Saved entries:
__________________________________________________

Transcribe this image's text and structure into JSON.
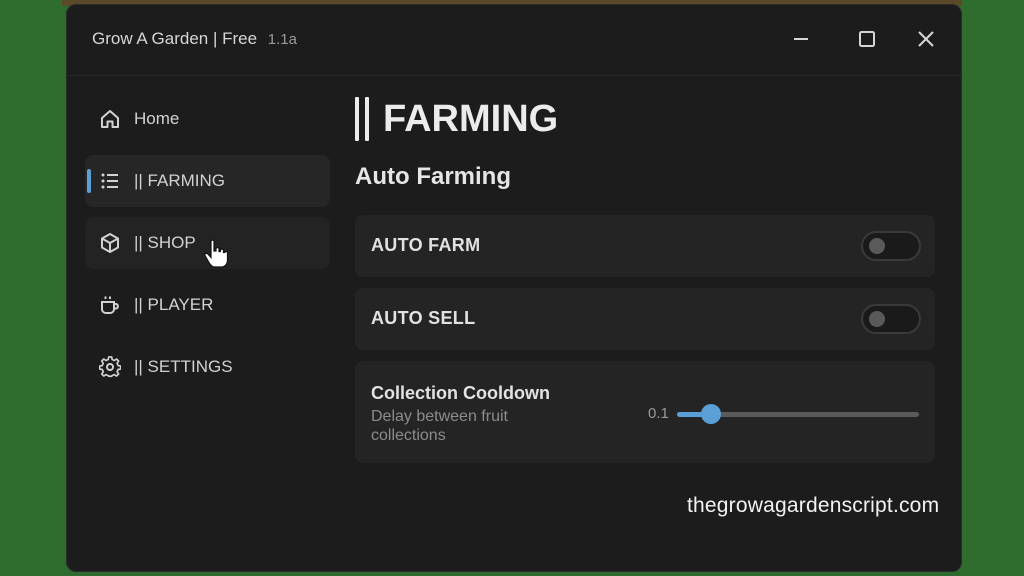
{
  "window": {
    "title": "Grow A Garden | Free",
    "version": "1.1a"
  },
  "sidebar": {
    "items": [
      {
        "label": "Home",
        "icon": "home-icon",
        "active": false
      },
      {
        "label": "|| FARMING",
        "icon": "list-icon",
        "active": true
      },
      {
        "label": "|| SHOP",
        "icon": "cube-icon",
        "active": false
      },
      {
        "label": "|| PLAYER",
        "icon": "cup-icon",
        "active": false
      },
      {
        "label": "|| SETTINGS",
        "icon": "gear-icon",
        "active": false
      }
    ]
  },
  "main": {
    "page_title": "FARMING",
    "section_title": "Auto Farming",
    "toggles": [
      {
        "label": "AUTO FARM",
        "on": false
      },
      {
        "label": "AUTO SELL",
        "on": false
      }
    ],
    "slider": {
      "title": "Collection Cooldown",
      "description": "Delay between fruit collections",
      "value_label": "0.1",
      "fraction": 0.14
    }
  },
  "watermark": "thegrowagardenscript.com",
  "colors": {
    "accent": "#5a9fd6",
    "window_bg": "#1c1c1c",
    "card_bg": "#242424",
    "page_bg": "#2e6b2e"
  }
}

__________________________________________________

- AIM: Identify each line in the entries with the word "icon" and copy it.

- TASK ANSWER:
        "icon": "home-icon",
        "icon": "list-icon",
        "icon": "cube-icon",
        "icon": "cup-icon",
        "icon": "gear-icon",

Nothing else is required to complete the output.